⟨

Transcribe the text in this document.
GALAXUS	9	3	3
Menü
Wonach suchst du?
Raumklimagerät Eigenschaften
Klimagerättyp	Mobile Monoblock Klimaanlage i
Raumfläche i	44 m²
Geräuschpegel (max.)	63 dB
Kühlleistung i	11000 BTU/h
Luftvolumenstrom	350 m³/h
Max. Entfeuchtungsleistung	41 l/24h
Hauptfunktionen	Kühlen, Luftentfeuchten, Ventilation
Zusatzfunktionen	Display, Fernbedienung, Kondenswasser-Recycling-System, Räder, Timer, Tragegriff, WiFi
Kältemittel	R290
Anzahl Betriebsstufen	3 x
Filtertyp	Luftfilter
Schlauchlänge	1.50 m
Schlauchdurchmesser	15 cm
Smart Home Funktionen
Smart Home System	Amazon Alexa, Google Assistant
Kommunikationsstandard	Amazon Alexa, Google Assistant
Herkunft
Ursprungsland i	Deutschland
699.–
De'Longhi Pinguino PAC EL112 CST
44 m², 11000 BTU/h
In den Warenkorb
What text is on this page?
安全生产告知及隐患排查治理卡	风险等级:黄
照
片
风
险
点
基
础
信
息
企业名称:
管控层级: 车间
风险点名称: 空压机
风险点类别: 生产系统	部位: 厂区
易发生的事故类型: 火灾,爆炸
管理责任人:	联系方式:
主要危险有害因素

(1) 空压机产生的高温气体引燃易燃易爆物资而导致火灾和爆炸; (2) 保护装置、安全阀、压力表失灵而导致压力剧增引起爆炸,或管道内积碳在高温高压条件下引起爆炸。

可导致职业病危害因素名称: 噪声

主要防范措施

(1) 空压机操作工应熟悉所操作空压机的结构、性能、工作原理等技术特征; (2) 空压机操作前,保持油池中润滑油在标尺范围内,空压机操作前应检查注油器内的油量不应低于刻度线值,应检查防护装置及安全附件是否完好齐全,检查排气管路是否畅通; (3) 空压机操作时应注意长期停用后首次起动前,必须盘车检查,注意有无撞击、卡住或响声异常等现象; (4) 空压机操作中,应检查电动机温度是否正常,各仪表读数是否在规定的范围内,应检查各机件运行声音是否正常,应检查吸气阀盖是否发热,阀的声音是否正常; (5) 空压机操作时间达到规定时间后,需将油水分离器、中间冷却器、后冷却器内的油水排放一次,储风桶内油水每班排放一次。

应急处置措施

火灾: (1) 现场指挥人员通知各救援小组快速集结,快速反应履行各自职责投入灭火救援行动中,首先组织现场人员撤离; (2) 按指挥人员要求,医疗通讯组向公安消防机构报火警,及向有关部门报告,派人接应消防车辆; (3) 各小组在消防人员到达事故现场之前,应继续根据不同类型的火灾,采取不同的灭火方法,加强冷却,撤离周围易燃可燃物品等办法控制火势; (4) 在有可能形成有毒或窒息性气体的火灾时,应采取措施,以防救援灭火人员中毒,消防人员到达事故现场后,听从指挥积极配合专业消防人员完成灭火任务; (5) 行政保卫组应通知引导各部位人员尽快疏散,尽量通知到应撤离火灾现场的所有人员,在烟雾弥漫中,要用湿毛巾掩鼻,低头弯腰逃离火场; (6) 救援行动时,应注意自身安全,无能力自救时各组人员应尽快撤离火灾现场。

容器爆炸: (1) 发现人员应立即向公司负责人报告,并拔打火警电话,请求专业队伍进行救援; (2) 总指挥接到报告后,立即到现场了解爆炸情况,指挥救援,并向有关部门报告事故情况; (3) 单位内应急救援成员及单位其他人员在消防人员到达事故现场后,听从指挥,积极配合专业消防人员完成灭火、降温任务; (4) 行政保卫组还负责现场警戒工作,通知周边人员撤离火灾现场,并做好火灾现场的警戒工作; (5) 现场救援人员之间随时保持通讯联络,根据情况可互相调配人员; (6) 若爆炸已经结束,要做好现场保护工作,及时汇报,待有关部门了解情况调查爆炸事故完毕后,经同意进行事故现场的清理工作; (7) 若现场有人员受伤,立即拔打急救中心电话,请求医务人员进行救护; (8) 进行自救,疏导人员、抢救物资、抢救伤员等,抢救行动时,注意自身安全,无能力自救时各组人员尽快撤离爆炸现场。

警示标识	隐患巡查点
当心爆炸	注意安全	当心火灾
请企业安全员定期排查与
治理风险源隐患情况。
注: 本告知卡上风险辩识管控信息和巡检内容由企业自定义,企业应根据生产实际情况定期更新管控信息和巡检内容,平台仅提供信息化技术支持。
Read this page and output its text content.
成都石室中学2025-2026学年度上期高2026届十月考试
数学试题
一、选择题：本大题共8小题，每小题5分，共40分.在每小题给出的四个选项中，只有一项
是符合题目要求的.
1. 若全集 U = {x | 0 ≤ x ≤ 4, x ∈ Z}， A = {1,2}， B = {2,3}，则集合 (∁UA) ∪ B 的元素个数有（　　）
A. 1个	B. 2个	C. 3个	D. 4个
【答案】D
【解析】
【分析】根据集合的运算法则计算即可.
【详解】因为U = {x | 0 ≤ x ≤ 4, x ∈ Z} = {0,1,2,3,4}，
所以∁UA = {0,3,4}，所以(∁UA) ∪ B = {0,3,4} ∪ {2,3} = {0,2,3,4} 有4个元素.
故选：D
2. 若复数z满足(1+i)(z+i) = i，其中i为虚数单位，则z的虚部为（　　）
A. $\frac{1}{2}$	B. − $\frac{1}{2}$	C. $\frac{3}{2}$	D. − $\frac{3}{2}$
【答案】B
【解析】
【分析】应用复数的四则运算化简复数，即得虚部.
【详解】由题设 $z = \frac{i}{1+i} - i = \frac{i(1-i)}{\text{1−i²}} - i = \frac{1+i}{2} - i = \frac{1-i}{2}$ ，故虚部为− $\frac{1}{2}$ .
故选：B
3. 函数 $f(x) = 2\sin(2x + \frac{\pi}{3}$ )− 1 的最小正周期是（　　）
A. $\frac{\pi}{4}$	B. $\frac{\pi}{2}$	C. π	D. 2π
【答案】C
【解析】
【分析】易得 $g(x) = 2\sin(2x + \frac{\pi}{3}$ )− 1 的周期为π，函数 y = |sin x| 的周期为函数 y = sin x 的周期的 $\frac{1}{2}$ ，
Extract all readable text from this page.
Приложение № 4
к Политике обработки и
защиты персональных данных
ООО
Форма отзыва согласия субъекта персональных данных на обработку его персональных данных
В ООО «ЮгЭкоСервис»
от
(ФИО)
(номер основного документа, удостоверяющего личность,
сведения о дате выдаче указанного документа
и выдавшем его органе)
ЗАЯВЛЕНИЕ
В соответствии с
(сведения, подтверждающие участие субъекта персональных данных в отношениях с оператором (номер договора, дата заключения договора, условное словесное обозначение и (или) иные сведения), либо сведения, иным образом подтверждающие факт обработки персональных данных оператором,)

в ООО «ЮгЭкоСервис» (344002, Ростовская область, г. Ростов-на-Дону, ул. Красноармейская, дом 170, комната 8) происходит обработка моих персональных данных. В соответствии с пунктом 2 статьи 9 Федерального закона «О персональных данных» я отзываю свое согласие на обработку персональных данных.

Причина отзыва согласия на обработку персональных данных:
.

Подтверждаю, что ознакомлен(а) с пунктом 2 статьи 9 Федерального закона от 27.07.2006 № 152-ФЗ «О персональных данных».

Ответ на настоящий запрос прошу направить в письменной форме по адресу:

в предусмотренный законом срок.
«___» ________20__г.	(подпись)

⟩

Exercise directions —
Transcribe every record above exactly as it appears.

Result of the exercise —
Transcribe the text in this document.
GALAXUS	9	3	3
Menü
Wonach suchst du?
Raumklimagerät Eigenschaften
Klimagerättyp	Mobile Monoblock Klimaanlage i
Raumfläche i	44 m²
Geräuschpegel (max.)	63 dB
Kühlleistung i	11000 BTU/h
Luftvolumenstrom	350 m³/h
Max. Entfeuchtungsleistung	41 l/24h
Hauptfunktionen	Kühlen, Luftentfeuchten, Ventilation
Zusatzfunktionen	Display, Fernbedienung, Kondenswasser-Recycling-System, Räder, Timer, Tragegriff, WiFi
Kältemittel	R290
Anzahl Betriebsstufen	3 x
Filtertyp	Luftfilter
Schlauchlänge	1.50 m
Schlauchdurchmesser	15 cm
Smart Home Funktionen
Smart Home System	Amazon Alexa, Google Assistant
Kommunikationsstandard	Amazon Alexa, Google Assistant
Herkunft
Ursprungsland i	Deutschland
699.–
De'Longhi Pinguino PAC EL112 CST
44 m², 11000 BTU/h
In den Warenkorb
What text is on this page?
安全生产告知及隐患排查治理卡	风险等级:黄
照
片
风
险
点
基
础
信
息
企业名称:
管控层级: 车间
风险点名称: 空压机
风险点类别: 生产系统	部位: 厂区
易发生的事故类型: 火灾,爆炸
管理责任人:	联系方式:
主要危险有害因素

(1) 空压机产生的高温气体引燃易燃易爆物资而导致火灾和爆炸; (2) 保护装置、安全阀、压力表失灵而导致压力剧增引起爆炸,或管道内积碳在高温高压条件下引起爆炸。

可导致职业病危害因素名称: 噪声

主要防范措施

(1) 空压机操作工应熟悉所操作空压机的结构、性能、工作原理等技术特征; (2) 空压机操作前,保持油池中润滑油在标尺范围内,空压机操作前应检查注油器内的油量不应低于刻度线值,应检查防护装置及安全附件是否完好齐全,检查排气管路是否畅通; (3) 空压机操作时应注意长期停用后首次起动前,必须盘车检查,注意有无撞击、卡住或响声异常等现象; (4) 空压机操作中,应检查电动机温度是否正常,各仪表读数是否在规定的范围内,应检查各机件运行声音是否正常,应检查吸气阀盖是否发热,阀的声音是否正常; (5) 空压机操作时间达到规定时间后,需将油水分离器、中间冷却器、后冷却器内的油水排放一次,储风桶内油水每班排放一次。

应急处置措施

火灾: (1) 现场指挥人员通知各救援小组快速集结,快速反应履行各自职责投入灭火救援行动中,首先组织现场人员撤离; (2) 按指挥人员要求,医疗通讯组向公安消防机构报火警,及向有关部门报告,派人接应消防车辆; (3) 各小组在消防人员到达事故现场之前,应继续根据不同类型的火灾,采取不同的灭火方法,加强冷却,撤离周围易燃可燃物品等办法控制火势; (4) 在有可能形成有毒或窒息性气体的火灾时,应采取措施,以防救援灭火人员中毒,消防人员到达事故现场后,听从指挥积极配合专业消防人员完成灭火任务; (5) 行政保卫组应通知引导各部位人员尽快疏散,尽量通知到应撤离火灾现场的所有人员,在烟雾弥漫中,要用湿毛巾掩鼻,低头弯腰逃离火场; (6) 救援行动时,应注意自身安全,无能力自救时各组人员应尽快撤离火灾现场。

容器爆炸: (1) 发现人员应立即向公司负责人报告,并拔打火警电话,请求专业队伍进行救援; (2) 总指挥接到报告后,立即到现场了解爆炸情况,指挥救援,并向有关部门报告事故情况; (3) 单位内应急救援成员及单位其他人员在消防人员到达事故现场后,听从指挥,积极配合专业消防人员完成灭火、降温任务; (4) 行政保卫组还负责现场警戒工作,通知周边人员撤离火灾现场,并做好火灾现场的警戒工作; (5) 现场救援人员之间随时保持通讯联络,根据情况可互相调配人员; (6) 若爆炸已经结束,要做好现场保护工作,及时汇报,待有关部门了解情况调查爆炸事故完毕后,经同意进行事故现场的清理工作; (7) 若现场有人员受伤,立即拔打急救中心电话,请求医务人员进行救护; (8) 进行自救,疏导人员、抢救物资、抢救伤员等,抢救行动时,注意自身安全,无能力自救时各组人员尽快撤离爆炸现场。

警示标识	隐患巡查点
当心爆炸	注意安全	当心火灾
请企业安全员定期排查与
治理风险源隐患情况。
注: 本告知卡上风险辩识管控信息和巡检内容由企业自定义,企业应根据生产实际情况定期更新管控信息和巡检内容,平台仅提供信息化技术支持。
Read this page and output its text content.
成都石室中学2025-2026学年度上期高2026届十月考试
数学试题
一、选择题：本大题共8小题，每小题5分，共40分.在每小题给出的四个选项中，只有一项
是符合题目要求的.
1. 若全集 U = {x | 0 ≤ x ≤ 4, x ∈ Z}， A = {1,2}， B = {2,3}，则集合 (∁UA) ∪ B 的元素个数有（　　）
A. 1个	B. 2个	C. 3个	D. 4个
【答案】D
【解析】
【分析】根据集合的运算法则计算即可.
【详解】因为U = {x | 0 ≤ x ≤ 4, x ∈ Z} = {0,1,2,3,4}，
所以∁UA = {0,3,4}，所以(∁UA) ∪ B = {0,3,4} ∪ {2,3} = {0,2,3,4} 有4个元素.
故选：D
2. 若复数z满足(1+i)(z+i) = i，其中i为虚数单位，则z的虚部为（　　）
A. $\frac{1}{2}$	B. − $\frac{1}{2}$	C. $\frac{3}{2}$	D. − $\frac{3}{2}$
【答案】B
【解析】
【分析】应用复数的四则运算化简复数，即得虚部.
【详解】由题设 $z = \frac{i}{1+i} - i = \frac{i(1-i)}{\text{1−i²}} - i = \frac{1+i}{2} - i = \frac{1-i}{2}$ ，故虚部为− $\frac{1}{2}$ .
故选：B
3. 函数 $f(x) = 2\sin(2x + \frac{\pi}{3}$ )− 1 的最小正周期是（　　）
A. $\frac{\pi}{4}$	B. $\frac{\pi}{2}$	C. π	D. 2π
【答案】C
【解析】
【分析】易得 $g(x) = 2\sin(2x + \frac{\pi}{3}$ )− 1 的周期为π，函数 y = |sin x| 的周期为函数 y = sin x 的周期的 $\frac{1}{2}$ ，
Extract all readable text from this page.
Приложение № 4
к Политике обработки и
защиты персональных данных
ООО
Форма отзыва согласия субъекта персональных данных на обработку его персональных данных
В ООО «ЮгЭкоСервис»
от
(ФИО)
(номер основного документа, удостоверяющего личность,
сведения о дате выдаче указанного документа
и выдавшем его органе)
ЗАЯВЛЕНИЕ
В соответствии с
(сведения, подтверждающие участие субъекта персональных данных в отношениях с оператором (номер договора, дата заключения договора, условное словесное обозначение и (или) иные сведения), либо сведения, иным образом подтверждающие факт обработки персональных данных оператором,)

в ООО «ЮгЭкоСервис» (344002, Ростовская область, г. Ростов-на-Дону, ул. Красноармейская, дом 170, комната 8) происходит обработка моих персональных данных. В соответствии с пунктом 2 статьи 9 Федерального закона «О персональных данных» я отзываю свое согласие на обработку персональных данных.

Причина отзыва согласия на обработку персональных данных:
.

Подтверждаю, что ознакомлен(а) с пунктом 2 статьи 9 Федерального закона от 27.07.2006 № 152-ФЗ «О персональных данных».

Ответ на настоящий запрос прошу направить в письменной форме по адресу:

в предусмотренный законом срок.
«___» ________20__г.	(подпись)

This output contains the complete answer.